BEGIN

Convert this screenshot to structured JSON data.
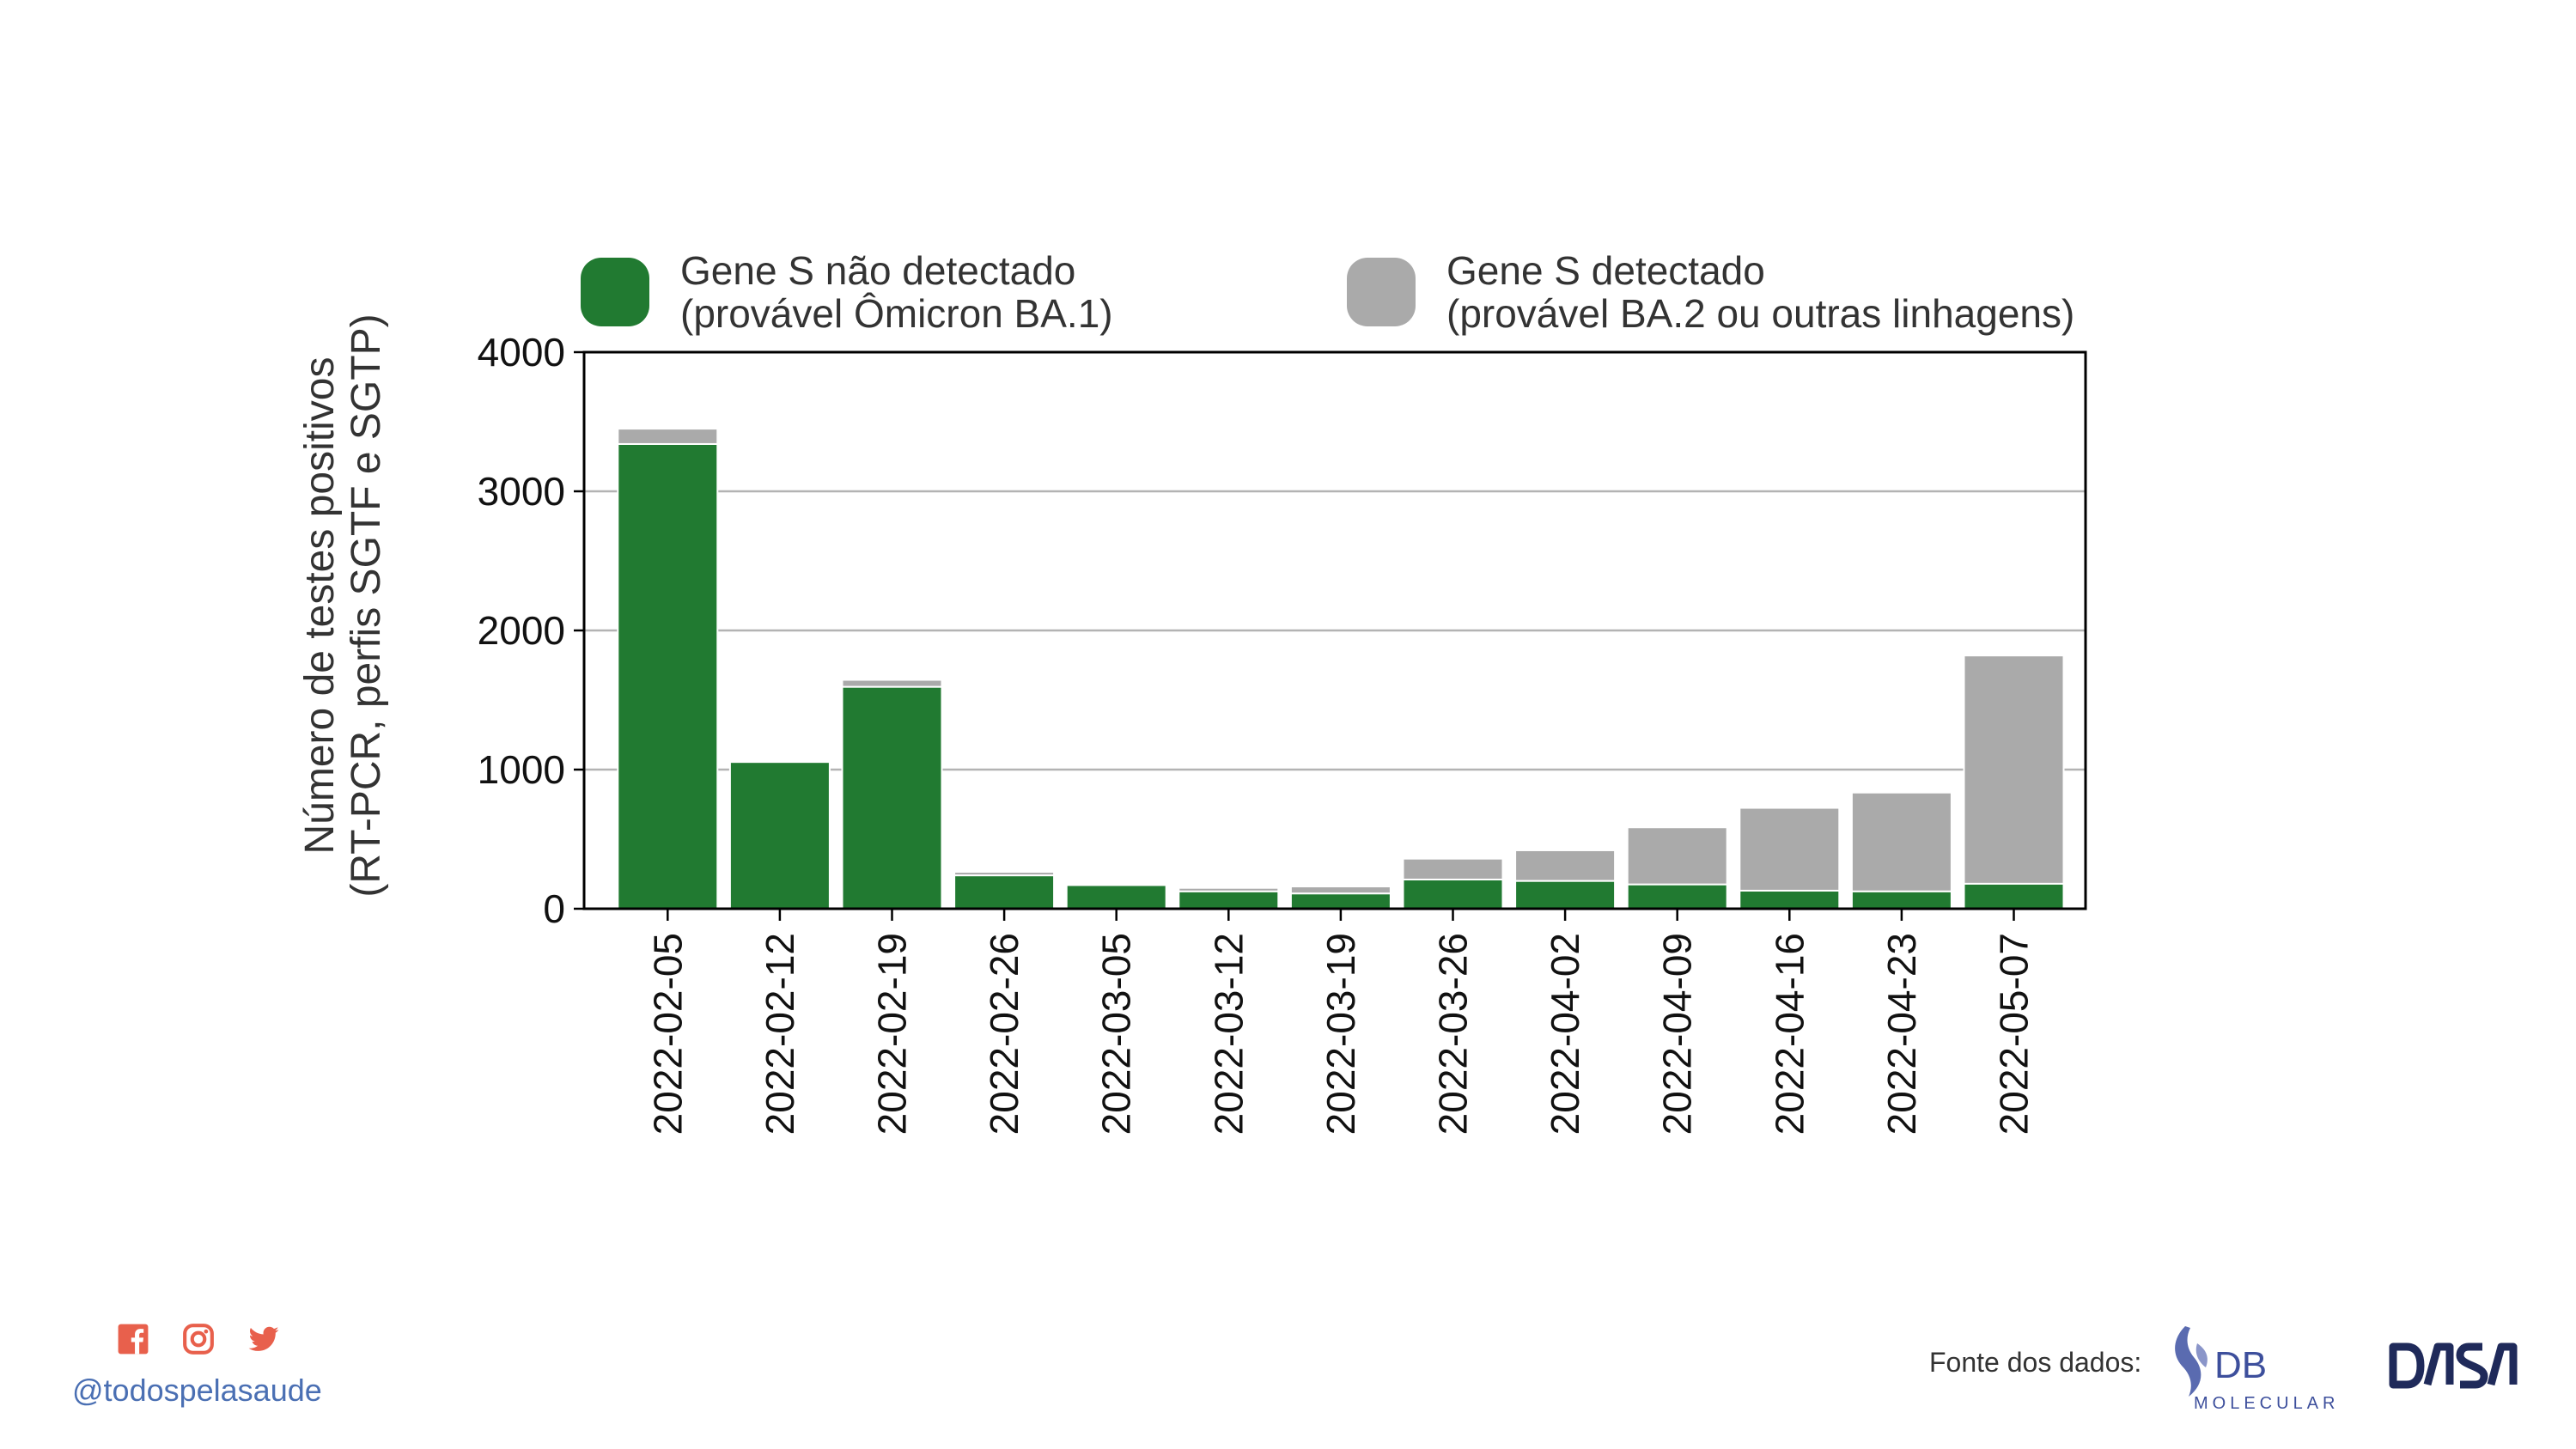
{
  "chart_data": {
    "type": "bar",
    "stacked": true,
    "categories": [
      "2022-02-05",
      "2022-02-12",
      "2022-02-19",
      "2022-02-26",
      "2022-03-05",
      "2022-03-12",
      "2022-03-19",
      "2022-03-26",
      "2022-04-02",
      "2022-04-09",
      "2022-04-16",
      "2022-04-23",
      "2022-05-07"
    ],
    "series": [
      {
        "name": "Gene S não detectado (provável Ômicron BA.1)",
        "color": "#217a31",
        "values": [
          3340,
          1055,
          1595,
          240,
          170,
          125,
          110,
          210,
          200,
          175,
          130,
          125,
          180
        ]
      },
      {
        "name": "Gene S detectado (provável BA.2 ou outras linhagens)",
        "color": "#aaaaaa",
        "values": [
          110,
          10,
          50,
          25,
          5,
          25,
          50,
          150,
          220,
          410,
          595,
          710,
          1640
        ]
      }
    ],
    "ylabel": "Número de testes positivos (RT-PCR, perfis SGTF e SGTP)",
    "ylim": [
      0,
      4000
    ],
    "yticks": [
      0,
      1000,
      2000,
      3000,
      4000
    ],
    "grid": "y",
    "legend": "top"
  },
  "legend": {
    "green": {
      "line1": "Gene S não detectado",
      "line2": "(provável Ômicron BA.1)",
      "color": "#217a31"
    },
    "grey": {
      "line1": "Gene S detectado",
      "line2": "(provável BA.2 ou outras linhagens)",
      "color": "#aaaaaa"
    }
  },
  "ylabel": {
    "line1": "Número de testes positivos",
    "line2": "(RT-PCR, perfis SGTF e SGTP)"
  },
  "footer": {
    "handle": "@todospelasaude",
    "social_icons": [
      "facebook-icon",
      "instagram-icon",
      "twitter-icon"
    ],
    "icon_color": "#e8604c",
    "source_label": "Fonte dos dados:",
    "logos": {
      "db": "DB",
      "db_sub": "MOLECULAR",
      "dasa": "DASA"
    }
  }
}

END

> [WHAT IS BEING ASKED]: Except for the pictures, copy every line of the records above exactly.

> [RESULT OF THIS EXERCISE]:
Convert this screenshot to structured JSON data.
{
  "chart_data": {
    "type": "bar",
    "stacked": true,
    "categories": [
      "2022-02-05",
      "2022-02-12",
      "2022-02-19",
      "2022-02-26",
      "2022-03-05",
      "2022-03-12",
      "2022-03-19",
      "2022-03-26",
      "2022-04-02",
      "2022-04-09",
      "2022-04-16",
      "2022-04-23",
      "2022-05-07"
    ],
    "series": [
      {
        "name": "Gene S não detectado (provável Ômicron BA.1)",
        "color": "#217a31",
        "values": [
          3340,
          1055,
          1595,
          240,
          170,
          125,
          110,
          210,
          200,
          175,
          130,
          125,
          180
        ]
      },
      {
        "name": "Gene S detectado (provável BA.2 ou outras linhagens)",
        "color": "#aaaaaa",
        "values": [
          110,
          10,
          50,
          25,
          5,
          25,
          50,
          150,
          220,
          410,
          595,
          710,
          1640
        ]
      }
    ],
    "ylabel": "Número de testes positivos (RT-PCR, perfis SGTF e SGTP)",
    "ylim": [
      0,
      4000
    ],
    "yticks": [
      0,
      1000,
      2000,
      3000,
      4000
    ],
    "grid": "y",
    "legend": "top"
  },
  "legend": {
    "green": {
      "line1": "Gene S não detectado",
      "line2": "(provável Ômicron BA.1)",
      "color": "#217a31"
    },
    "grey": {
      "line1": "Gene S detectado",
      "line2": "(provável BA.2 ou outras linhagens)",
      "color": "#aaaaaa"
    }
  },
  "ylabel": {
    "line1": "Número de testes positivos",
    "line2": "(RT-PCR, perfis SGTF e SGTP)"
  },
  "footer": {
    "handle": "@todospelasaude",
    "social_icons": [
      "facebook-icon",
      "instagram-icon",
      "twitter-icon"
    ],
    "icon_color": "#e8604c",
    "source_label": "Fonte dos dados:",
    "logos": {
      "db": "DB",
      "db_sub": "MOLECULAR",
      "dasa": "DASA"
    }
  }
}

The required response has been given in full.